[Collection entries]
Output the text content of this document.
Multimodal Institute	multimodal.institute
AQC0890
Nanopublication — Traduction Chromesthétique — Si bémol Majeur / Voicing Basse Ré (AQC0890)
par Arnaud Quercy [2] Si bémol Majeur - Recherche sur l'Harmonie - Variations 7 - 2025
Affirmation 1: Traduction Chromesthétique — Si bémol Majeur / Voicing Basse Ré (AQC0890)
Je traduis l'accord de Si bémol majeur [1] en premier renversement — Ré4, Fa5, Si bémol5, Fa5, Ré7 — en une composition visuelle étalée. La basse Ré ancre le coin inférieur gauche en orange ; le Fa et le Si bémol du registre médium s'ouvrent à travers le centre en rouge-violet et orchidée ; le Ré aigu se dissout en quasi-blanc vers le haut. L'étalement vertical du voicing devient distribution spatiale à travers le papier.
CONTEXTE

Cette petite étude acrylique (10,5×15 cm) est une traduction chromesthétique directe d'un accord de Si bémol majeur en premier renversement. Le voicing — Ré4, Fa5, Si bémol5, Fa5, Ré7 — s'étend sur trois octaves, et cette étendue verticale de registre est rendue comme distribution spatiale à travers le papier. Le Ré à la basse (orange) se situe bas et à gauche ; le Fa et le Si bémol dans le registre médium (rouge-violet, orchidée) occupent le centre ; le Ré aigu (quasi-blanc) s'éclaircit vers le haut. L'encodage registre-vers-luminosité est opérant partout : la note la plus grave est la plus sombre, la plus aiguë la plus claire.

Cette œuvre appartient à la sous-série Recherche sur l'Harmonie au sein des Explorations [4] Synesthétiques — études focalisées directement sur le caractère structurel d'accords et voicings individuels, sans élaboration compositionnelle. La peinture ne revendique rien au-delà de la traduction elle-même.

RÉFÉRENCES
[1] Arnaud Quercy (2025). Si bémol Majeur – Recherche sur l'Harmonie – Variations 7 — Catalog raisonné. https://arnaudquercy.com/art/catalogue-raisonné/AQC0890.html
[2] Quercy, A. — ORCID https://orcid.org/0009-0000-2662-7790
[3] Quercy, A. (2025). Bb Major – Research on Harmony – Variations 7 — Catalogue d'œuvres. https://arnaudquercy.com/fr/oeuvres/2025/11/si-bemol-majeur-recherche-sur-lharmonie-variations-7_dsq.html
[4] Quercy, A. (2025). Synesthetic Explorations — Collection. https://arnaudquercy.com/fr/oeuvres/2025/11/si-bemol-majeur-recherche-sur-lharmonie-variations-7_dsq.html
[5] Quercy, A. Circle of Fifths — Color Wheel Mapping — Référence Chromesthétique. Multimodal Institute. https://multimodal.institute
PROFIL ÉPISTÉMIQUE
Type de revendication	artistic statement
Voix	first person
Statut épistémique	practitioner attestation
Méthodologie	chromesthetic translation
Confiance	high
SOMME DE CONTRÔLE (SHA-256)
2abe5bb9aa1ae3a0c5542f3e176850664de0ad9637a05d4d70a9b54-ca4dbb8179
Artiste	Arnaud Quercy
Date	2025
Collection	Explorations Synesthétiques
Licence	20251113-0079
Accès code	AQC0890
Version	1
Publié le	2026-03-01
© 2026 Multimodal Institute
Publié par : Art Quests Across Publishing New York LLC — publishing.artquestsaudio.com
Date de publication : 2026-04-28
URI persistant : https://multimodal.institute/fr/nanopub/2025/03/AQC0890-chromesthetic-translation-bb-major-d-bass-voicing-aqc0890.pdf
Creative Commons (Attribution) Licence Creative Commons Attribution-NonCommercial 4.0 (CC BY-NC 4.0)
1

● **What is asked**: Repeat every record, exactly as written.

● **Task result**:
Output the text content of this document.
Multimodal Institute	multimodal.institute
AQC0890
Nanopublication — Traduction Chromesthétique — Si bémol Majeur / Voicing Basse Ré (AQC0890)
par Arnaud Quercy [2] Si bémol Majeur - Recherche sur l'Harmonie - Variations 7 - 2025
Affirmation 1: Traduction Chromesthétique — Si bémol Majeur / Voicing Basse Ré (AQC0890)
Je traduis l'accord de Si bémol majeur [1] en premier renversement — Ré4, Fa5, Si bémol5, Fa5, Ré7 — en une composition visuelle étalée. La basse Ré ancre le coin inférieur gauche en orange ; le Fa et le Si bémol du registre médium s'ouvrent à travers le centre en rouge-violet et orchidée ; le Ré aigu se dissout en quasi-blanc vers le haut. L'étalement vertical du voicing devient distribution spatiale à travers le papier.
CONTEXTE

Cette petite étude acrylique (10,5×15 cm) est une traduction chromesthétique directe d'un accord de Si bémol majeur en premier renversement. Le voicing — Ré4, Fa5, Si bémol5, Fa5, Ré7 — s'étend sur trois octaves, et cette étendue verticale de registre est rendue comme distribution spatiale à travers le papier. Le Ré à la basse (orange) se situe bas et à gauche ; le Fa et le Si bémol dans le registre médium (rouge-violet, orchidée) occupent le centre ; le Ré aigu (quasi-blanc) s'éclaircit vers le haut. L'encodage registre-vers-luminosité est opérant partout : la note la plus grave est la plus sombre, la plus aiguë la plus claire.

Cette œuvre appartient à la sous-série Recherche sur l'Harmonie au sein des Explorations [4] Synesthétiques — études focalisées directement sur le caractère structurel d'accords et voicings individuels, sans élaboration compositionnelle. La peinture ne revendique rien au-delà de la traduction elle-même.

RÉFÉRENCES
[1] Arnaud Quercy (2025). Si bémol Majeur – Recherche sur l'Harmonie – Variations 7 — Catalog raisonné. https://arnaudquercy.com/art/catalogue-raisonné/AQC0890.html
[2] Quercy, A. — ORCID https://orcid.org/0009-0000-2662-7790
[3] Quercy, A. (2025). Bb Major – Research on Harmony – Variations 7 — Catalogue d'œuvres. https://arnaudquercy.com/fr/oeuvres/2025/11/si-bemol-majeur-recherche-sur-lharmonie-variations-7_dsq.html
[4] Quercy, A. (2025). Synesthetic Explorations — Collection. https://arnaudquercy.com/fr/oeuvres/2025/11/si-bemol-majeur-recherche-sur-lharmonie-variations-7_dsq.html
[5] Quercy, A. Circle of Fifths — Color Wheel Mapping — Référence Chromesthétique. Multimodal Institute. https://multimodal.institute
PROFIL ÉPISTÉMIQUE
Type de revendication	artistic statement
Voix	first person
Statut épistémique	practitioner attestation
Méthodologie	chromesthetic translation
Confiance	high
SOMME DE CONTRÔLE (SHA-256)
2abe5bb9aa1ae3a0c5542f3e176850664de0ad9637a05d4d70a9b54-ca4dbb8179
Artiste	Arnaud Quercy
Date	2025
Collection	Explorations Synesthétiques
Licence	20251113-0079
Accès code	AQC0890
Version	1
Publié le	2026-03-01
© 2026 Multimodal Institute
Publié par : Art Quests Across Publishing New York LLC — publishing.artquestsaudio.com
Date de publication : 2026-04-28
URI persistant : https://multimodal.institute/fr/nanopub/2025/03/AQC0890-chromesthetic-translation-bb-major-d-bass-voicing-aqc0890.pdf
Creative Commons (Attribution) Licence Creative Commons Attribution-NonCommercial 4.0 (CC BY-NC 4.0)
1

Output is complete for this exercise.